DIRECTIONS FOR THIS TASK
Copy the stretch of entries from the line containing "- panel-b-y-tick-label: 0.5: [1216, 347, 1232, 361]" through the line containing "- panel-b-x-tick-label: 2017: [1021, 393, 1046, 407]", both included, reproducing each line unchanged and nothing else.
-- begin DATA FOR THIS EXERCISE --
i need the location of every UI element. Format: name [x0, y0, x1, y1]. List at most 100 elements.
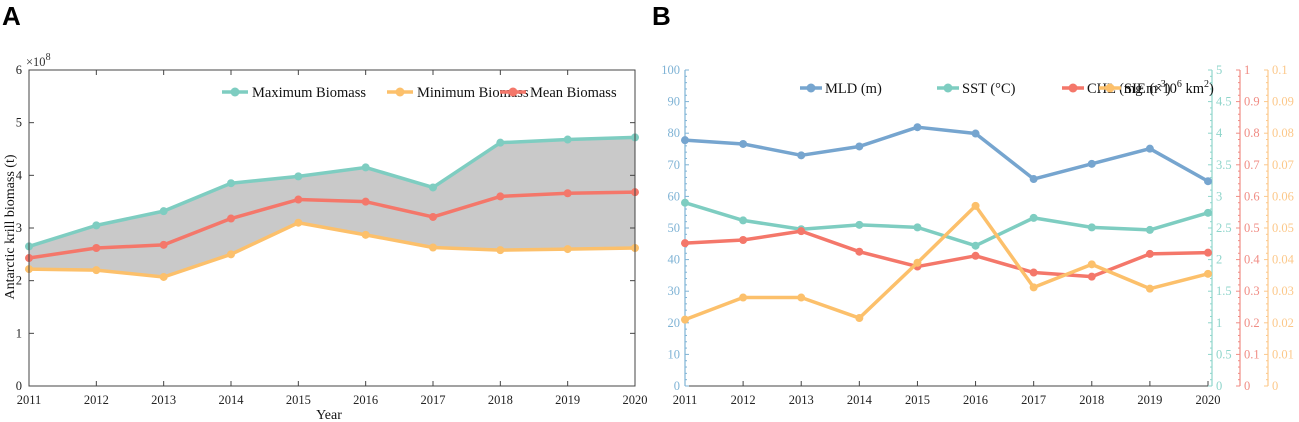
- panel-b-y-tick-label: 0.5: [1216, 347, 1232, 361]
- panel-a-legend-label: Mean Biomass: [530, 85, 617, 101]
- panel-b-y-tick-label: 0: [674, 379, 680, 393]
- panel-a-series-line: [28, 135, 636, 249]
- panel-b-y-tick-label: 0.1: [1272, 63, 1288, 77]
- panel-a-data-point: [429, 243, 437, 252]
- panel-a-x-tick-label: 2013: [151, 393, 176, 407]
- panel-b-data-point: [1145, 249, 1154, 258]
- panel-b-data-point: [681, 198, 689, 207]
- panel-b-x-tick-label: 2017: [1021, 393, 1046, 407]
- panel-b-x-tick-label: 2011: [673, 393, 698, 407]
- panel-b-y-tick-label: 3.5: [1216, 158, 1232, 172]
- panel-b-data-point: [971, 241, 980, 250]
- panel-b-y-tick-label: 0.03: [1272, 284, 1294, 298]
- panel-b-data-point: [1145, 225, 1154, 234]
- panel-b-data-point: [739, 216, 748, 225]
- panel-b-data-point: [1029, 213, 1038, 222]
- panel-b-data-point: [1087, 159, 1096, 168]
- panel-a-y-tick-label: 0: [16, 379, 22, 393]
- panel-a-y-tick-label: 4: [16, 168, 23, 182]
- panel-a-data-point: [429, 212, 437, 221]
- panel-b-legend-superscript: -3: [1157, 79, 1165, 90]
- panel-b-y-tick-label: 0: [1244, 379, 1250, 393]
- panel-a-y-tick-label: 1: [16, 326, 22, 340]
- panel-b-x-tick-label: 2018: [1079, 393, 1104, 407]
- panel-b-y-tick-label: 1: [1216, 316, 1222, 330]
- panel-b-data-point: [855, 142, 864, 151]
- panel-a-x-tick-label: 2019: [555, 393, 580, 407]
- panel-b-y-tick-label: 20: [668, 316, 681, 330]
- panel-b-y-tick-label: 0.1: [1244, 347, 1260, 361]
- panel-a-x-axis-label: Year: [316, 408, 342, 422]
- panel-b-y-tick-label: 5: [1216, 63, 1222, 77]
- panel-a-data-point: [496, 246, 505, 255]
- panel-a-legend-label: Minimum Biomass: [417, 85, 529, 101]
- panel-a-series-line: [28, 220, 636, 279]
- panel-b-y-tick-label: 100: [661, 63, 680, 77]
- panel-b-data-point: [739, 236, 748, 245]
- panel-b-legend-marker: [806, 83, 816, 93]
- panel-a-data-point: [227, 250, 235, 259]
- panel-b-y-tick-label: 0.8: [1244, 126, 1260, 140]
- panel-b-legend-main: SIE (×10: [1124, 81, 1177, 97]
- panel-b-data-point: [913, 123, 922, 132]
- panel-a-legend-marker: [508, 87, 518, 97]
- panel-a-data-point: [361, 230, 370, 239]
-- end DATA FOR THIS EXERCISE --
EXERCISE OUTPUT
- panel-b-y-tick-label: 0.5: [1216, 347, 1232, 361]
- panel-a-legend-label: Mean Biomass: [530, 85, 617, 101]
- panel-b-y-tick-label: 0: [674, 379, 680, 393]
- panel-a-series-line: [28, 135, 636, 249]
- panel-b-y-tick-label: 0.1: [1272, 63, 1288, 77]
- panel-a-data-point: [429, 243, 437, 252]
- panel-a-x-tick-label: 2013: [151, 393, 176, 407]
- panel-b-data-point: [1145, 249, 1154, 258]
- panel-b-data-point: [681, 198, 689, 207]
- panel-b-x-tick-label: 2017: [1021, 393, 1046, 407]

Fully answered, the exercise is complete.